Some records:
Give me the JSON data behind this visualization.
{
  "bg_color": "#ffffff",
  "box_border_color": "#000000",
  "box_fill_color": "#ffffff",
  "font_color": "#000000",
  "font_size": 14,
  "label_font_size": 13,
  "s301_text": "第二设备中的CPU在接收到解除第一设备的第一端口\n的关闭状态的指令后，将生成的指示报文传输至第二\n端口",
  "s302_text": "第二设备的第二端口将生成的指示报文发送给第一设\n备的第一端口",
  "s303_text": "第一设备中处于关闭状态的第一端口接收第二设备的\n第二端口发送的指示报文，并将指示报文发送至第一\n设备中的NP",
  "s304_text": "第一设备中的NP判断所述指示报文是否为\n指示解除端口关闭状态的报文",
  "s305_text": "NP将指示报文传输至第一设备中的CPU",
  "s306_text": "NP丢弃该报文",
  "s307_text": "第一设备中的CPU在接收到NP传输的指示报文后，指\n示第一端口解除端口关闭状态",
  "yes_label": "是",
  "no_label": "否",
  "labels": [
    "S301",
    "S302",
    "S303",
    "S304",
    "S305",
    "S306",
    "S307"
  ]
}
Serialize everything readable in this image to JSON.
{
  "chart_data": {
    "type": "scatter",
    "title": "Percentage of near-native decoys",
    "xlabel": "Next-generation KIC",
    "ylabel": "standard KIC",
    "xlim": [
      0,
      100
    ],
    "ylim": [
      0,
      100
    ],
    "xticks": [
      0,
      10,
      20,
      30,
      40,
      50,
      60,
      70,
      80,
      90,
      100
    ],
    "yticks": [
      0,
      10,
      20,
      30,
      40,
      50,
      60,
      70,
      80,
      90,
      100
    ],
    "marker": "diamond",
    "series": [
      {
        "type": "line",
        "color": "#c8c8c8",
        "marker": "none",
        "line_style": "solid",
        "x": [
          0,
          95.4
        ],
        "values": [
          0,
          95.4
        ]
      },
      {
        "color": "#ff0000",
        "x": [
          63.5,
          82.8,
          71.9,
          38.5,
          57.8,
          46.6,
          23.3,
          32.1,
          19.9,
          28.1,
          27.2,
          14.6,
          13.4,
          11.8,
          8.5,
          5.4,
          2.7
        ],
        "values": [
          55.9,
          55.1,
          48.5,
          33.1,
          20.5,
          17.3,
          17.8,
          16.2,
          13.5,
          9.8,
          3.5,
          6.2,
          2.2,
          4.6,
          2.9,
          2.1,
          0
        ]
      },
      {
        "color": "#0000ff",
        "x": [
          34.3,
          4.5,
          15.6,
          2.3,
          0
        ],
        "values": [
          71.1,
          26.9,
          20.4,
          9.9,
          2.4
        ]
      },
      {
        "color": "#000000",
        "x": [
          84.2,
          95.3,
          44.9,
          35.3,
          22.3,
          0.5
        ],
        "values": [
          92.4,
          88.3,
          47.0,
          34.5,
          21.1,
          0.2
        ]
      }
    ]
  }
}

→ PROBLEM STATEMENT:
Restate the records, all of them, precisely as written.

→ EXERCISE OUTPUT:
Give me the JSON data behind this visualization.
{
  "bg_color": "#ffffff",
  "box_border_color": "#000000",
  "box_fill_color": "#ffffff",
  "font_color": "#000000",
  "font_size": 14,
  "label_font_size": 13,
  "s301_text": "第二设备中的CPU在接收到解除第一设备的第一端口\n的关闭状态的指令后，将生成的指示报文传输至第二\n端口",
  "s302_text": "第二设备的第二端口将生成的指示报文发送给第一设\n备的第一端口",
  "s303_text": "第一设备中处于关闭状态的第一端口接收第二设备的\n第二端口发送的指示报文，并将指示报文发送至第一\n设备中的NP",
  "s304_text": "第一设备中的NP判断所述指示报文是否为\n指示解除端口关闭状态的报文",
  "s305_text": "NP将指示报文传输至第一设备中的CPU",
  "s306_text": "NP丢弃该报文",
  "s307_text": "第一设备中的CPU在接收到NP传输的指示报文后，指\n示第一端口解除端口关闭状态",
  "yes_label": "是",
  "no_label": "否",
  "labels": [
    "S301",
    "S302",
    "S303",
    "S304",
    "S305",
    "S306",
    "S307"
  ]
}
Serialize everything readable in this image to JSON.
{
  "chart_data": {
    "type": "scatter",
    "title": "Percentage of near-native decoys",
    "xlabel": "Next-generation KIC",
    "ylabel": "standard KIC",
    "xlim": [
      0,
      100
    ],
    "ylim": [
      0,
      100
    ],
    "xticks": [
      0,
      10,
      20,
      30,
      40,
      50,
      60,
      70,
      80,
      90,
      100
    ],
    "yticks": [
      0,
      10,
      20,
      30,
      40,
      50,
      60,
      70,
      80,
      90,
      100
    ],
    "marker": "diamond",
    "series": [
      {
        "type": "line",
        "color": "#c8c8c8",
        "marker": "none",
        "line_style": "solid",
        "x": [
          0,
          95.4
        ],
        "values": [
          0,
          95.4
        ]
      },
      {
        "color": "#ff0000",
        "x": [
          63.5,
          82.8,
          71.9,
          38.5,
          57.8,
          46.6,
          23.3,
          32.1,
          19.9,
          28.1,
          27.2,
          14.6,
          13.4,
          11.8,
          8.5,
          5.4,
          2.7
        ],
        "values": [
          55.9,
          55.1,
          48.5,
          33.1,
          20.5,
          17.3,
          17.8,
          16.2,
          13.5,
          9.8,
          3.5,
          6.2,
          2.2,
          4.6,
          2.9,
          2.1,
          0
        ]
      },
      {
        "color": "#0000ff",
        "x": [
          34.3,
          4.5,
          15.6,
          2.3,
          0
        ],
        "values": [
          71.1,
          26.9,
          20.4,
          9.9,
          2.4
        ]
      },
      {
        "color": "#000000",
        "x": [
          84.2,
          95.3,
          44.9,
          35.3,
          22.3,
          0.5
        ],
        "values": [
          92.4,
          88.3,
          47.0,
          34.5,
          21.1,
          0.2
        ]
      }
    ]
  }
}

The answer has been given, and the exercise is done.